#### Record set:
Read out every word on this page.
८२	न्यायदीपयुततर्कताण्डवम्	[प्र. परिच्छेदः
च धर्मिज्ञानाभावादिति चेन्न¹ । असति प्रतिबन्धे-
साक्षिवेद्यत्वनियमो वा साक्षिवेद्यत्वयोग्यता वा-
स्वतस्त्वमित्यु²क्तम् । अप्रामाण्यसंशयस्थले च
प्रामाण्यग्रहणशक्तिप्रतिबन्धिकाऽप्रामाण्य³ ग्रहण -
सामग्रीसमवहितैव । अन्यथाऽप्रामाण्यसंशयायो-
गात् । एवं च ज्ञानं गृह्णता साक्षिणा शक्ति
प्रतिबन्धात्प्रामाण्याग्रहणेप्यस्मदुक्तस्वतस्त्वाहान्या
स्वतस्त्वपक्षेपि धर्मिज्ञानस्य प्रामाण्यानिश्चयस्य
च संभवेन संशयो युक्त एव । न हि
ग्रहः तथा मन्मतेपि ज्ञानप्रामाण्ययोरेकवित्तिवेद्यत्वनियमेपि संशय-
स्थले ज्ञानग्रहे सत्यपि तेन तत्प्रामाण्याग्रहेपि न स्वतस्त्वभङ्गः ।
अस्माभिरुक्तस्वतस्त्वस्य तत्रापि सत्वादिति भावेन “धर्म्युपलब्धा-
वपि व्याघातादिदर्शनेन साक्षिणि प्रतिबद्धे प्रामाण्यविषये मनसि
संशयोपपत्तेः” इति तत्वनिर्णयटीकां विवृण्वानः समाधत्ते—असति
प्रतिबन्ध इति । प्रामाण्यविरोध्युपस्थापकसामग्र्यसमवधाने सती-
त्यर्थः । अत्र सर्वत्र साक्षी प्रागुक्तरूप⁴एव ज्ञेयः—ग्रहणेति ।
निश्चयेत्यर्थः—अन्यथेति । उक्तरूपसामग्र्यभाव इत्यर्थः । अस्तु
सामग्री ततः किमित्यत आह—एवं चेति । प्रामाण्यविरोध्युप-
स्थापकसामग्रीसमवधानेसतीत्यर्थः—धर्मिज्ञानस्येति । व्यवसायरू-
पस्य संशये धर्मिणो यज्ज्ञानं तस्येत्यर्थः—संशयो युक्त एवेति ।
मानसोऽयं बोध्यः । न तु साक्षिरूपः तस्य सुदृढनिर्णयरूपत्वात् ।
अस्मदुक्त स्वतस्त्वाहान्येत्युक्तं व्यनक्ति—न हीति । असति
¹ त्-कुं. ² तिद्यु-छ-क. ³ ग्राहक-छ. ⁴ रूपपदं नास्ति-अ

#### Work to do:
Repeat the material in full, exactly as it stands.

#### Exercise output:
Read out every word on this page.
८२	न्यायदीपयुततर्कताण्डवम्	[प्र. परिच्छेदः
च धर्मिज्ञानाभावादिति चेन्न¹ । असति प्रतिबन्धे-
साक्षिवेद्यत्वनियमो वा साक्षिवेद्यत्वयोग्यता वा-
स्वतस्त्वमित्यु²क्तम् । अप्रामाण्यसंशयस्थले च
प्रामाण्यग्रहणशक्तिप्रतिबन्धिकाऽप्रामाण्य³ ग्रहण -
सामग्रीसमवहितैव । अन्यथाऽप्रामाण्यसंशयायो-
गात् । एवं च ज्ञानं गृह्णता साक्षिणा शक्ति
प्रतिबन्धात्प्रामाण्याग्रहणेप्यस्मदुक्तस्वतस्त्वाहान्या
स्वतस्त्वपक्षेपि धर्मिज्ञानस्य प्रामाण्यानिश्चयस्य
च संभवेन संशयो युक्त एव । न हि
ग्रहः तथा मन्मतेपि ज्ञानप्रामाण्ययोरेकवित्तिवेद्यत्वनियमेपि संशय-
स्थले ज्ञानग्रहे सत्यपि तेन तत्प्रामाण्याग्रहेपि न स्वतस्त्वभङ्गः ।
अस्माभिरुक्तस्वतस्त्वस्य तत्रापि सत्वादिति भावेन “धर्म्युपलब्धा-
वपि व्याघातादिदर्शनेन साक्षिणि प्रतिबद्धे प्रामाण्यविषये मनसि
संशयोपपत्तेः” इति तत्वनिर्णयटीकां विवृण्वानः समाधत्ते—असति
प्रतिबन्ध इति । प्रामाण्यविरोध्युपस्थापकसामग्र्यसमवधाने सती-
त्यर्थः । अत्र सर्वत्र साक्षी प्रागुक्तरूप⁴एव ज्ञेयः—ग्रहणेति ।
निश्चयेत्यर्थः—अन्यथेति । उक्तरूपसामग्र्यभाव इत्यर्थः । अस्तु
सामग्री ततः किमित्यत आह—एवं चेति । प्रामाण्यविरोध्युप-
स्थापकसामग्रीसमवधानेसतीत्यर्थः—धर्मिज्ञानस्येति । व्यवसायरू-
पस्य संशये धर्मिणो यज्ज्ञानं तस्येत्यर्थः—संशयो युक्त एवेति ।
मानसोऽयं बोध्यः । न तु साक्षिरूपः तस्य सुदृढनिर्णयरूपत्वात् ।
अस्मदुक्त स्वतस्त्वाहान्येत्युक्तं व्यनक्ति—न हीति । असति
¹ त्-कुं. ² तिद्यु-छ-क. ³ ग्राहक-छ. ⁴ रूपपदं नास्ति-अ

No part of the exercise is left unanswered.